-- START PROVIDED DATA --

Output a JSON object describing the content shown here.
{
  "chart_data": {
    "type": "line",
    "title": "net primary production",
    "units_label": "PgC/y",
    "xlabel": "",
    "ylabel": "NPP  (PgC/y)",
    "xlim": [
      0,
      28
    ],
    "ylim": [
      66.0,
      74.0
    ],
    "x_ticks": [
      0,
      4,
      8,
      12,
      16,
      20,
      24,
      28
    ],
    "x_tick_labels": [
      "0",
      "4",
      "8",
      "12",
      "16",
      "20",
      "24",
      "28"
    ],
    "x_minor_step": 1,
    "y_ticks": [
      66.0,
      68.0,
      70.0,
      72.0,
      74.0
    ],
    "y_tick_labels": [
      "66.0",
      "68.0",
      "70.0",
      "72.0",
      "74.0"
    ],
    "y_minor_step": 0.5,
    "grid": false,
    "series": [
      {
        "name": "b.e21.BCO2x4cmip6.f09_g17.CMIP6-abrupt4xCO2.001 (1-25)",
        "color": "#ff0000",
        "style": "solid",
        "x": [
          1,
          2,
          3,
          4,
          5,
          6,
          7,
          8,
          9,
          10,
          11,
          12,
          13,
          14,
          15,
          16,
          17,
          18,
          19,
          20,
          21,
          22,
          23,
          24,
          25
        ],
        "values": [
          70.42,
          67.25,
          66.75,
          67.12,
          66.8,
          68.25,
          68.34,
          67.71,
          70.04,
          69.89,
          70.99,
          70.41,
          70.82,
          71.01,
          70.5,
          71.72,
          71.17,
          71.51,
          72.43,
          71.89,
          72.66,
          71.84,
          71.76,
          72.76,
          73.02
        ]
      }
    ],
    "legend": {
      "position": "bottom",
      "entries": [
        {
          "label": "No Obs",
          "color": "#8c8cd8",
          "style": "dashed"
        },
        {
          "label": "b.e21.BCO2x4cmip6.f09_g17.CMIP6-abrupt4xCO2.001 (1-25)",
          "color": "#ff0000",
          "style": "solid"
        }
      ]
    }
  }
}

-- END PROVIDED DATA --

- TASK GOAL -
In the entries above, identify each line that includes the string "color", then copy it.

- RESPONSE TO THE TASK -
        "color": "#ff0000",
          "color": "#8c8cd8",
          "color": "#ff0000",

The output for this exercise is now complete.